[Exercise requirements] Format the entries from the start of the dataset records through the line containing "The bucket 4 is at (851, 158)." as a two-column CSV with the headers entry_text and answer, one row per entry. Put each value in a single quoted field and replace line breaks with spaces.

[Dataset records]
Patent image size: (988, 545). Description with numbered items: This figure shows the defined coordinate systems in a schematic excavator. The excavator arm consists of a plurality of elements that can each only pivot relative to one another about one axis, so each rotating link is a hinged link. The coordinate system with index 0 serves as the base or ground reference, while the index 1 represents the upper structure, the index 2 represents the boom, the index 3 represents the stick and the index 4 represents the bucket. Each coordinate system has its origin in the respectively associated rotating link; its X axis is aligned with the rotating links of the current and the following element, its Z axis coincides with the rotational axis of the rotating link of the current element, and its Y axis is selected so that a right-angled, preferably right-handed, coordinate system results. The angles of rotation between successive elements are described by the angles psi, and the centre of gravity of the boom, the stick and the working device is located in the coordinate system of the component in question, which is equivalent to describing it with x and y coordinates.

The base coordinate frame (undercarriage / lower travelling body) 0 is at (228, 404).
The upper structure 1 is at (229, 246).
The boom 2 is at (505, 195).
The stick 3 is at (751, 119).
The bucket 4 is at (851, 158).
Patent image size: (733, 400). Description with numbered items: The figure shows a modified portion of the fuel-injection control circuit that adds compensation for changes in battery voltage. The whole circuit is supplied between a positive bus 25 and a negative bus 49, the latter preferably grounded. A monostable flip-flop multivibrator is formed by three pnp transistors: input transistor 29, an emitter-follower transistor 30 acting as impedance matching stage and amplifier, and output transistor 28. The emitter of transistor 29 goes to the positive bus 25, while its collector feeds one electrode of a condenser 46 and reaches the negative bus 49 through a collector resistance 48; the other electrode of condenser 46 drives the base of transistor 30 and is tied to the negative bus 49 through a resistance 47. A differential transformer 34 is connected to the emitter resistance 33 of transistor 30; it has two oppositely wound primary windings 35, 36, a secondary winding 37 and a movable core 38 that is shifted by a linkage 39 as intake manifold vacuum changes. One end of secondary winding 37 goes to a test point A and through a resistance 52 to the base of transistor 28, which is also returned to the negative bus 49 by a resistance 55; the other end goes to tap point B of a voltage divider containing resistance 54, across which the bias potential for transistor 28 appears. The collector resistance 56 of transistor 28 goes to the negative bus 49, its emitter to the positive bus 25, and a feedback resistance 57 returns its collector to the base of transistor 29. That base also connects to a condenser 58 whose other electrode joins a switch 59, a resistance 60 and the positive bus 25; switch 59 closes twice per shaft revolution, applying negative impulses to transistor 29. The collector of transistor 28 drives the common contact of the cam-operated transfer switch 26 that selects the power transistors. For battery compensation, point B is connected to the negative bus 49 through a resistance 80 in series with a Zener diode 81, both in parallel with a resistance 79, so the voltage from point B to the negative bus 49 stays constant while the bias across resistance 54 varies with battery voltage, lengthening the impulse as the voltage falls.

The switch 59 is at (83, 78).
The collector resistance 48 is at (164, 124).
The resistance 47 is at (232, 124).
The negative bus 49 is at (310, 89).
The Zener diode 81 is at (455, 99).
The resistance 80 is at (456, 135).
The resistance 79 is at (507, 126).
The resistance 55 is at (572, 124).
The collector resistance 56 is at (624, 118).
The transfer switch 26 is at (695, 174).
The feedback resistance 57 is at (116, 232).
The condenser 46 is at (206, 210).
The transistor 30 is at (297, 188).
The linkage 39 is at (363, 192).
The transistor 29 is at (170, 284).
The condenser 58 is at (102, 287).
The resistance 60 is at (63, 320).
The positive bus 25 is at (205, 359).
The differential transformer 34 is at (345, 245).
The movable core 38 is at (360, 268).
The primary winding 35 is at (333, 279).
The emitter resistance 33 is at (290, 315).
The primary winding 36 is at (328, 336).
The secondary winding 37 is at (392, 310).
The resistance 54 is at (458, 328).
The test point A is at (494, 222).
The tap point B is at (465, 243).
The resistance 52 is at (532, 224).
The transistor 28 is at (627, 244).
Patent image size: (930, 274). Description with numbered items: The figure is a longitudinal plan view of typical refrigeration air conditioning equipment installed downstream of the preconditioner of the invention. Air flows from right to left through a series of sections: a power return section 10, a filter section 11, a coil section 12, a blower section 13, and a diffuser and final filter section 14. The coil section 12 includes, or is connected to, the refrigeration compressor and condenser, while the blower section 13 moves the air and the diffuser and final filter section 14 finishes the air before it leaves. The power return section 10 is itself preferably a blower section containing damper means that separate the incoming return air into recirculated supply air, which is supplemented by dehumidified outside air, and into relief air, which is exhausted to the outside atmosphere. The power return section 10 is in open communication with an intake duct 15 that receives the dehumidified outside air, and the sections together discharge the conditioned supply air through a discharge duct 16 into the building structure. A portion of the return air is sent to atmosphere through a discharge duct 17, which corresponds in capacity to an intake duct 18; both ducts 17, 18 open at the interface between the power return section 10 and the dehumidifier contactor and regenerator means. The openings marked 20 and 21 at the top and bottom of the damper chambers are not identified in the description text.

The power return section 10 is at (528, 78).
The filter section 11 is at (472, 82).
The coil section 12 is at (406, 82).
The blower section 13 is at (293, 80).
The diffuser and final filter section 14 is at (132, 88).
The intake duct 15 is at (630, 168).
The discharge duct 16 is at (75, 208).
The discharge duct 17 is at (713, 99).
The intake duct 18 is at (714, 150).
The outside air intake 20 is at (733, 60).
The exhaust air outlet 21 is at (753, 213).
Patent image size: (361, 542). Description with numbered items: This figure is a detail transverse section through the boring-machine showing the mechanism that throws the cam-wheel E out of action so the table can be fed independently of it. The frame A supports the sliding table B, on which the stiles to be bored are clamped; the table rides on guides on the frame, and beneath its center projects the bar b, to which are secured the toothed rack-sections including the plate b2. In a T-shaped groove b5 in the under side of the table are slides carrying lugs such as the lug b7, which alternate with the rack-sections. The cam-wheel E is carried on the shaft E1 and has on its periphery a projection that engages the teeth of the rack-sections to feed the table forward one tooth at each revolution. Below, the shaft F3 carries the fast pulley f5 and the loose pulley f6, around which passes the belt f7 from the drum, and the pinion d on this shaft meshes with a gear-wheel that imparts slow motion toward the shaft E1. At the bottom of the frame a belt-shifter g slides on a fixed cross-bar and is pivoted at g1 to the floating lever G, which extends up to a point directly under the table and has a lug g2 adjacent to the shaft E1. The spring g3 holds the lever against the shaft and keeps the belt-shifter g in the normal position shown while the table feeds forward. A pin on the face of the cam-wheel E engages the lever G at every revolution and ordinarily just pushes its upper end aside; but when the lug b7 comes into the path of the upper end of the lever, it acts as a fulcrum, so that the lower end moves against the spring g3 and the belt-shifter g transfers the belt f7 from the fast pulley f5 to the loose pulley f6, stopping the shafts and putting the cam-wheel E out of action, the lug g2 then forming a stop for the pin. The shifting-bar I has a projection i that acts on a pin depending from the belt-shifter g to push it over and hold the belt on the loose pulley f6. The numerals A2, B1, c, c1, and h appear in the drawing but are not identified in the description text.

[Response to the exercise]
entry_text,answer
"Patent image size: (988, 545). Description with numbered items: This figure shows the defined coordinate systems in a schematic excavator. The excavator arm consists of a plurality of elements that can each only pivot relative to one another about one axis, so each rotating link is a hinged link. The coordinate system with index 0 serves as the base or ground reference, while the index 1 represents the upper structure, the index 2 represents the boom, the index 3 represents the stick and the index 4 represents the bucket. Each coordinate system has its origin in the respectively associated rotating link; its X axis is aligned with the rotating links of the current and the following element, its Z axis coincides with the rotational axis of the rotating link of the current element, and its Y axis is selected so that a right-angled, preferably right-handed, coordinate system results. The angles of rotation between successive elements are described by the angles psi, and the centre of gravity of the boom, the stick and the working device is located in the coordinate system of the component in question, which is equivalent to describing it with x and y coordinates.","The base coordinate frame (undercarriage / lower travelling body) 0 is at (228, 404). The upper structure 1 is at (229, 246). The boom 2 is at (505, 195). The stick 3 is at (751, 119). The bucket 4 is at (851, 158)."